• **TEXTE EXTRAIT**:
::::::

Bien que certains de ces intellectuels, comme Elias Khoury, indiquent que les juifs faisaient partie intégrante du monde culturel, social et politique des pays arabes, leur affirmation selon laquelle la déportation des Juifs des pays arabes serait le résultat de la coopération entre Israël et les régimes arabes non démocratiques est biaisée. Cette explication ignore les circonstances historiques de l'époque. Israël a organisé les opérations de sauvetage des juifs de pays tels que le Yémen, le Maroc et l'Irak, dont la situation sociale et politique, dans les années postérieures à la création de l'État d'Israël, ne permettait plus à ces juifs de mener une vie normale. Au cours de ces années, les Juifs des pays arabes furent victimes de discriminations, d'expropriations de biens, et la cible d'appels à la violence.
La tragédie dont ils furent victimes est une question délicate et controversée. Qu'il s'agisse d'un départ collectif ou d'une “Nakba juive”, l'une des résultantes principales de cette question est la reconnaissance même de l'idée que les juifs ne sont pas un corps étranger au Moyen-Orient, mais qu'ils font bien partie intégrante de la région. Ils contribuèrent à la fondation des pays arabes et les considéraient bien souvent comme leur patrie. La reconnaissance de ce lien est, entre autres, l'un des objectifs de cette exposition.
Les accords d'Abraham [engageant un processus de normalisation entre Israël et quatre pays arabes en 2020, NDLR] ont donné un nouvel élan à la recherche sur le sujet des communautés juives en terre arabe. Il serait erroné de voir dans les efforts qui visent à redécouvrir l'histoire juive au Moyen-Orient un moyen de marginaliser la lutte palestinienne. Appréhender l'histoire de la région uniquement à travers le prisme du conflit israélo-palestinien est l'approche qui a causé, entre autres, l'oubli de l'histoire juive dans les pays arabes et la transformation de ces juifs en ennemis étrangers.

::::::

• **MATÉRIEL FOURNI**:

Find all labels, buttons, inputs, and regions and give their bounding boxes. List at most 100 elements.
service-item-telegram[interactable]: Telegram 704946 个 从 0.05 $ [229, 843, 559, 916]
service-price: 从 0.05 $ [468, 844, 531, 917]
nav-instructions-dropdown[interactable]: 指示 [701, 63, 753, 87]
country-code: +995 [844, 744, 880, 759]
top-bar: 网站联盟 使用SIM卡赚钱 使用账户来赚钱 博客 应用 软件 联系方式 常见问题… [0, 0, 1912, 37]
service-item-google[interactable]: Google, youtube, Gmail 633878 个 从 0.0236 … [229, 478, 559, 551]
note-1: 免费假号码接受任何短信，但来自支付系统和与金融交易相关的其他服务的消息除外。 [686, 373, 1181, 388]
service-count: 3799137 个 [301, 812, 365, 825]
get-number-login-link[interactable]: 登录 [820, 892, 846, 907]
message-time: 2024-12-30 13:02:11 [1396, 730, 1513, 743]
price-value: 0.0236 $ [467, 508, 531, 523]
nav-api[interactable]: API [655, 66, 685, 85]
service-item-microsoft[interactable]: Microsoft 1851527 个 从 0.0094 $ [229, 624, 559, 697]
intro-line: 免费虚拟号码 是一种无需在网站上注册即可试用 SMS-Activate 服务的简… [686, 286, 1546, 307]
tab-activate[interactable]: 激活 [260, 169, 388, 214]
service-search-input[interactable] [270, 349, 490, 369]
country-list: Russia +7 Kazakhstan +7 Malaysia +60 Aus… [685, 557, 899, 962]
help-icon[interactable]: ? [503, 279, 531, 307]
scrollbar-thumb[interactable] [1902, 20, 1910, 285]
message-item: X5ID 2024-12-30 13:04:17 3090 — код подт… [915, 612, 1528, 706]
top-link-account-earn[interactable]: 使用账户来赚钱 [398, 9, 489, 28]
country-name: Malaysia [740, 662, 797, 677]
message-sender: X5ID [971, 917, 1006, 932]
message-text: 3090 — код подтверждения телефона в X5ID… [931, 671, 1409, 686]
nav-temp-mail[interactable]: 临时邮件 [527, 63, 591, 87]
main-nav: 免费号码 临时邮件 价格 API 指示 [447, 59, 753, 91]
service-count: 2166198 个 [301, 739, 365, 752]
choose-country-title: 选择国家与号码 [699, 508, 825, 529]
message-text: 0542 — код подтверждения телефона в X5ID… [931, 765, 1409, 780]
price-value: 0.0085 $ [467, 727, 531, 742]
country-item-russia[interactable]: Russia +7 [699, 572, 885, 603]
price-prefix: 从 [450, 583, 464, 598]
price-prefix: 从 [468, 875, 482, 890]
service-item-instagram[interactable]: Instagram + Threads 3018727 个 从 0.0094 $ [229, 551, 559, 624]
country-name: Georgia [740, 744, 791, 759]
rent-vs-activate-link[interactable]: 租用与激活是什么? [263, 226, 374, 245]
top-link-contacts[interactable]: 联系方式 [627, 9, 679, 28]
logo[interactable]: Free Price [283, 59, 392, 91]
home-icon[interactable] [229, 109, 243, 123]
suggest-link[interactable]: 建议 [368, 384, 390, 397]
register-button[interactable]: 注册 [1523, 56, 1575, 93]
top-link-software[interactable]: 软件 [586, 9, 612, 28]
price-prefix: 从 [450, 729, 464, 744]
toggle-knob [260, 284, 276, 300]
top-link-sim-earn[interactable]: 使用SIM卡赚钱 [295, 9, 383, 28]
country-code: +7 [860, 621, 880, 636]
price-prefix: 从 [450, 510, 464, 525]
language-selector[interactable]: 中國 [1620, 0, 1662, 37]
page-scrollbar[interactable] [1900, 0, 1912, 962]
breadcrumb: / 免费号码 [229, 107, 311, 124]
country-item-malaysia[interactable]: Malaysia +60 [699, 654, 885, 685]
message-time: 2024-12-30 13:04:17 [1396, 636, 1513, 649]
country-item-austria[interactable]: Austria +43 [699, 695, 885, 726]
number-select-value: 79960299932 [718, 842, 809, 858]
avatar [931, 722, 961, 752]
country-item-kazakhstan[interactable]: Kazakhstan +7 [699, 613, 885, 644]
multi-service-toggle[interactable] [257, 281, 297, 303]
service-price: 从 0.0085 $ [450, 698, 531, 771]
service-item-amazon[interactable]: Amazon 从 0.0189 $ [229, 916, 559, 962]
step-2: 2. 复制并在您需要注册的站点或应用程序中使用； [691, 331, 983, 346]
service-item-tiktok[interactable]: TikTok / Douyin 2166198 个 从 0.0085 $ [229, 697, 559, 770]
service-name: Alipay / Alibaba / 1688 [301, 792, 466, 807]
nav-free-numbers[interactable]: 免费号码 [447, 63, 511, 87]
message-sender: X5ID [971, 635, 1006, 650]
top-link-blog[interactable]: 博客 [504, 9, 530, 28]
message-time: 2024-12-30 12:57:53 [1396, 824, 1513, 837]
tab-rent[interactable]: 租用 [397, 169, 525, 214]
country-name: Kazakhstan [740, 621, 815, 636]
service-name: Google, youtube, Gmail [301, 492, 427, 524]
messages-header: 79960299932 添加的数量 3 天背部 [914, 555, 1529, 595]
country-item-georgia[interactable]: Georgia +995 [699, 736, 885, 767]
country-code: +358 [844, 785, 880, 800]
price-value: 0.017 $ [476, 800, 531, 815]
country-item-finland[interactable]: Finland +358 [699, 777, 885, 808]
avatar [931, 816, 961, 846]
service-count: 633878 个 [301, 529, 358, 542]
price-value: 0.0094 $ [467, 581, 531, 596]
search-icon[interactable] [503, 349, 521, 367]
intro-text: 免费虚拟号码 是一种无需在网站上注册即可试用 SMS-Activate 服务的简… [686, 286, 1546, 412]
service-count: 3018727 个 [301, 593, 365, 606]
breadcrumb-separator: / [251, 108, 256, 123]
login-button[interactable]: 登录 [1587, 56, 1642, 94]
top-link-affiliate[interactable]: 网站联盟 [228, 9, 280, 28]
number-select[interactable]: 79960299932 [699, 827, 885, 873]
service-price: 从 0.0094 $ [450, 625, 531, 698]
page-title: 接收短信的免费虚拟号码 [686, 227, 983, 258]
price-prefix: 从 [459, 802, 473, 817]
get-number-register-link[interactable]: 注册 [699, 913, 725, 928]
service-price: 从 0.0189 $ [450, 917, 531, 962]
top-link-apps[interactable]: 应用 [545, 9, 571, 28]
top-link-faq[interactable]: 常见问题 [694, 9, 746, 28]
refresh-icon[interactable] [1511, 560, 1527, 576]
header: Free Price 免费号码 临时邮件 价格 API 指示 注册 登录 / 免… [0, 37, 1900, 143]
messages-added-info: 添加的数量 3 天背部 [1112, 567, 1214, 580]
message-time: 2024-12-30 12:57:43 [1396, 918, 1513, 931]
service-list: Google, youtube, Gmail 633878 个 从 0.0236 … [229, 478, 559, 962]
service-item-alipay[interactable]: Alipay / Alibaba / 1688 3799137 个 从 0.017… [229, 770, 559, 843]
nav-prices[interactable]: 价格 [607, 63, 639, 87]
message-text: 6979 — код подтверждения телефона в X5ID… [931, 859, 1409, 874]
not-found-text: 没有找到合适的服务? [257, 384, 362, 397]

::::::

• **CONSIGNE**: Reproduisez à l'identique, dans le texte sur les juifs des pays arabes, le passage qui va de « Les accords d'Abraham » jusqu'à « en ennemis étrangers. ».

• **RÉSULTAT DE L'EXERCICE**:
Les accords d'Abraham [engageant un processus de normalisation entre Israël et quatre pays arabes en 2020, NDLR] ont donné un nouvel élan à la recherche sur le sujet des communautés juives en terre arabe. Il serait erroné de voir dans les efforts qui visent à redécouvrir l'histoire juive au Moyen-Orient un moyen de marginaliser la lutte palestinienne. Appréhender l'histoire de la région uniquement à travers le prisme du conflit israélo-palestinien est l'approche qui a causé, entre autres, l'oubli de l'histoire juive dans les pays arabes et la transformation de ces juifs en ennemis étrangers.